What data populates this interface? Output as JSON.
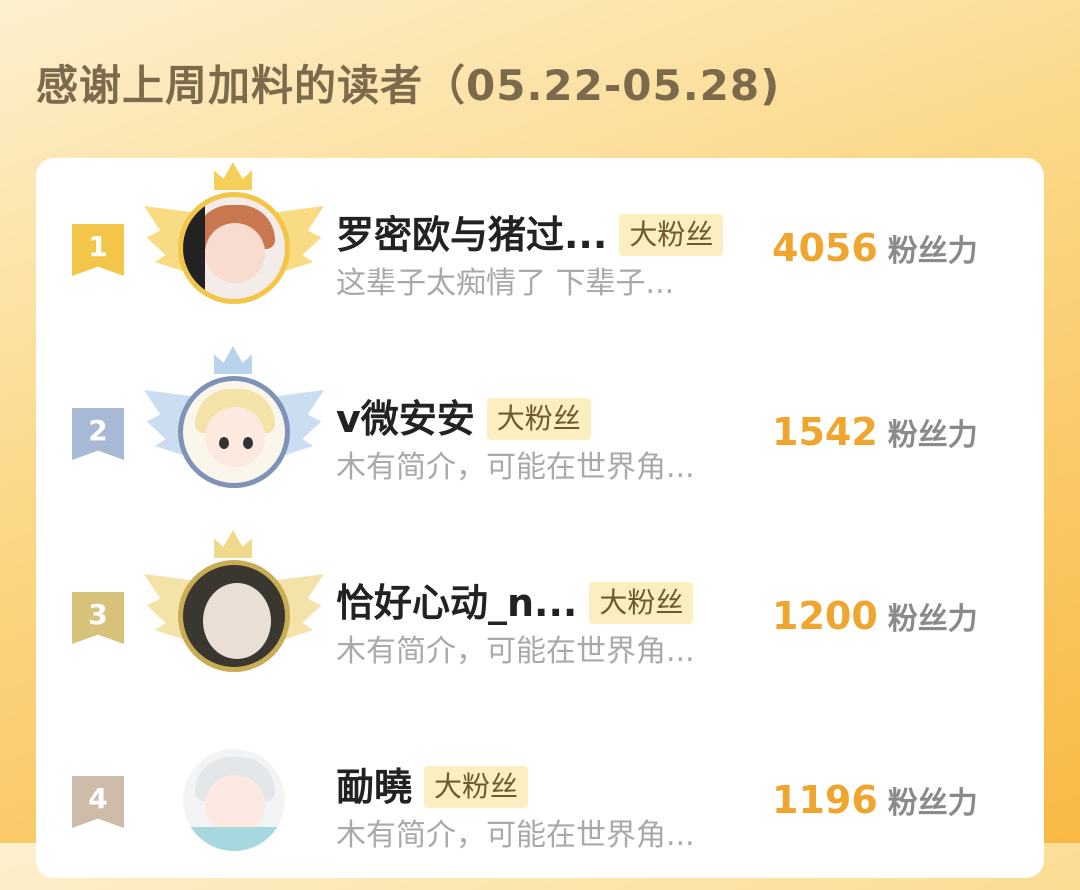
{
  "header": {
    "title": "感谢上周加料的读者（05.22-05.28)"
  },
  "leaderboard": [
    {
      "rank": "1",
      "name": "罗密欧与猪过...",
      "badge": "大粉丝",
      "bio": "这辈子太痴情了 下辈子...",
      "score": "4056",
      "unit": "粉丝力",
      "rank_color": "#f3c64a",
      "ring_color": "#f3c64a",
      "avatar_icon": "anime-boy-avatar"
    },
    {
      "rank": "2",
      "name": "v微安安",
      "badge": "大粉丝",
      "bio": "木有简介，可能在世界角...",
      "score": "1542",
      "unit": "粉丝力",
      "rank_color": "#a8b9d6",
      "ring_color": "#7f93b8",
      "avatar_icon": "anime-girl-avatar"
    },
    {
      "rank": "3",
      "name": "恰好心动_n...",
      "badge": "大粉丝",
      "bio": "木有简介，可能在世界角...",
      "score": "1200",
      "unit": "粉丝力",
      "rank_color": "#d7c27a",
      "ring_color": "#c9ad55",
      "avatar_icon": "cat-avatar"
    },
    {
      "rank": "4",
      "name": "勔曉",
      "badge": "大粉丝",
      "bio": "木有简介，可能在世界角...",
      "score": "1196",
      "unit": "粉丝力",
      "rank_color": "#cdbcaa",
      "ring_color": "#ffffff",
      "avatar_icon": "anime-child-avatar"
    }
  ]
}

--*--

__JOB__:
Repeat the material above in full and unchanged, minus its images.

__RESULT OF THIS TASK__:
What data populates this interface? Output as JSON.
{
  "header": {
    "title": "感谢上周加料的读者（05.22-05.28)"
  },
  "leaderboard": [
    {
      "rank": "1",
      "name": "罗密欧与猪过...",
      "badge": "大粉丝",
      "bio": "这辈子太痴情了 下辈子...",
      "score": "4056",
      "unit": "粉丝力",
      "rank_color": "#f3c64a",
      "ring_color": "#f3c64a",
      "avatar_icon": "anime-boy-avatar"
    },
    {
      "rank": "2",
      "name": "v微安安",
      "badge": "大粉丝",
      "bio": "木有简介，可能在世界角...",
      "score": "1542",
      "unit": "粉丝力",
      "rank_color": "#a8b9d6",
      "ring_color": "#7f93b8",
      "avatar_icon": "anime-girl-avatar"
    },
    {
      "rank": "3",
      "name": "恰好心动_n...",
      "badge": "大粉丝",
      "bio": "木有简介，可能在世界角...",
      "score": "1200",
      "unit": "粉丝力",
      "rank_color": "#d7c27a",
      "ring_color": "#c9ad55",
      "avatar_icon": "cat-avatar"
    },
    {
      "rank": "4",
      "name": "勔曉",
      "badge": "大粉丝",
      "bio": "木有简介，可能在世界角...",
      "score": "1196",
      "unit": "粉丝力",
      "rank_color": "#cdbcaa",
      "ring_color": "#ffffff",
      "avatar_icon": "anime-child-avatar"
    }
  ]
}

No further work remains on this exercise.